Task details: Quote all entries exactly, leaving pictures aside.

:: Data extract

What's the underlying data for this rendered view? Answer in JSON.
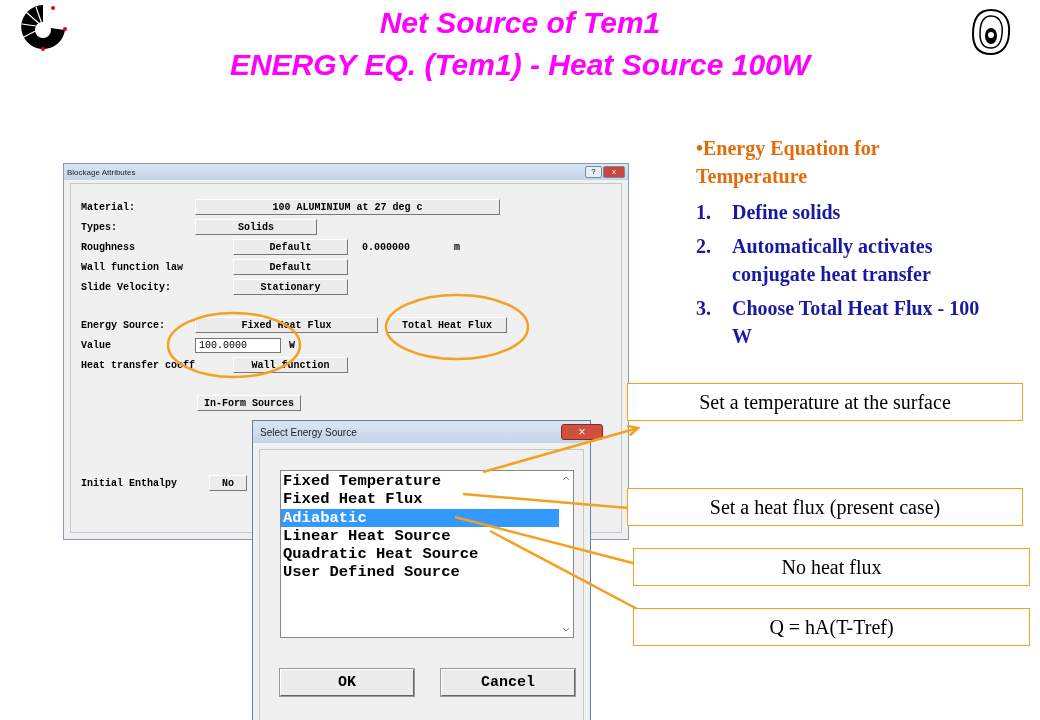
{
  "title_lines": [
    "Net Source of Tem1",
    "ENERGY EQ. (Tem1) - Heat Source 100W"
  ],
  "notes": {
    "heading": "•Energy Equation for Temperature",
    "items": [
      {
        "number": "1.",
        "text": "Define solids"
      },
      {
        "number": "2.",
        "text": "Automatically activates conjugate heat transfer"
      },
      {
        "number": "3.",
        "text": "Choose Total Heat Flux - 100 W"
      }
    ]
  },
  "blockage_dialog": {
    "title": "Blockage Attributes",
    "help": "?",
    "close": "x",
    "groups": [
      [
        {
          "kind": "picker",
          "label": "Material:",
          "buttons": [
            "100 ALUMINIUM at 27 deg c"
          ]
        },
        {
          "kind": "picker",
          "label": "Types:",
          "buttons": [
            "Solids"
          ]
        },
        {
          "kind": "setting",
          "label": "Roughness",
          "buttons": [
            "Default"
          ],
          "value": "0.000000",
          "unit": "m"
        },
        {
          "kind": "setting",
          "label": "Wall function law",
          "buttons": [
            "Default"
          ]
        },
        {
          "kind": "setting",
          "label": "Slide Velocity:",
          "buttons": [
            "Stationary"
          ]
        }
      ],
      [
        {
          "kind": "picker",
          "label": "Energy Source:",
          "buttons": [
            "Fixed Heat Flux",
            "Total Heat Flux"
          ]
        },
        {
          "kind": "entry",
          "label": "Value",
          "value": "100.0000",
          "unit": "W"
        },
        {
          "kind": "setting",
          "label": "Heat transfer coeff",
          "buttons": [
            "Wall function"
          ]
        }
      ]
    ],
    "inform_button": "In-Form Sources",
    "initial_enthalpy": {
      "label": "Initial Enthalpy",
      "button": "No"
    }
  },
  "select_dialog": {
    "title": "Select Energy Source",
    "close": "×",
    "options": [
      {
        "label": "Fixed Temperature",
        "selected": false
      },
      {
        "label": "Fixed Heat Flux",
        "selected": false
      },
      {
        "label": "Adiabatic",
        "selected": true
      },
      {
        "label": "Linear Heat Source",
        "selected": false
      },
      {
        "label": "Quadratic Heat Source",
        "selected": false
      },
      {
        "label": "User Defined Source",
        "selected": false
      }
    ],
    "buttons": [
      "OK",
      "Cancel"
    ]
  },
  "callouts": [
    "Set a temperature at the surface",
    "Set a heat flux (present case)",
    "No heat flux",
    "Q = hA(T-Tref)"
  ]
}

::::

Right answer:
What's the underlying data for this rendered view? Answer in JSON.
{
  "title_lines": [
    "Net Source of Tem1",
    "ENERGY EQ. (Tem1) - Heat Source 100W"
  ],
  "notes": {
    "heading": "•Energy Equation for Temperature",
    "items": [
      {
        "number": "1.",
        "text": "Define solids"
      },
      {
        "number": "2.",
        "text": "Automatically activates conjugate heat transfer"
      },
      {
        "number": "3.",
        "text": "Choose Total Heat Flux - 100 W"
      }
    ]
  },
  "blockage_dialog": {
    "title": "Blockage Attributes",
    "help": "?",
    "close": "x",
    "groups": [
      [
        {
          "kind": "picker",
          "label": "Material:",
          "buttons": [
            "100 ALUMINIUM at 27 deg c"
          ]
        },
        {
          "kind": "picker",
          "label": "Types:",
          "buttons": [
            "Solids"
          ]
        },
        {
          "kind": "setting",
          "label": "Roughness",
          "buttons": [
            "Default"
          ],
          "value": "0.000000",
          "unit": "m"
        },
        {
          "kind": "setting",
          "label": "Wall function law",
          "buttons": [
            "Default"
          ]
        },
        {
          "kind": "setting",
          "label": "Slide Velocity:",
          "buttons": [
            "Stationary"
          ]
        }
      ],
      [
        {
          "kind": "picker",
          "label": "Energy Source:",
          "buttons": [
            "Fixed Heat Flux",
            "Total Heat Flux"
          ]
        },
        {
          "kind": "entry",
          "label": "Value",
          "value": "100.0000",
          "unit": "W"
        },
        {
          "kind": "setting",
          "label": "Heat transfer coeff",
          "buttons": [
            "Wall function"
          ]
        }
      ]
    ],
    "inform_button": "In-Form Sources",
    "initial_enthalpy": {
      "label": "Initial Enthalpy",
      "button": "No"
    }
  },
  "select_dialog": {
    "title": "Select Energy Source",
    "close": "×",
    "options": [
      {
        "label": "Fixed Temperature",
        "selected": false
      },
      {
        "label": "Fixed Heat Flux",
        "selected": false
      },
      {
        "label": "Adiabatic",
        "selected": true
      },
      {
        "label": "Linear Heat Source",
        "selected": false
      },
      {
        "label": "Quadratic Heat Source",
        "selected": false
      },
      {
        "label": "User Defined Source",
        "selected": false
      }
    ],
    "buttons": [
      "OK",
      "Cancel"
    ]
  },
  "callouts": [
    "Set a temperature at the surface",
    "Set a heat flux (present case)",
    "No heat flux",
    "Q = hA(T-Tref)"
  ]
}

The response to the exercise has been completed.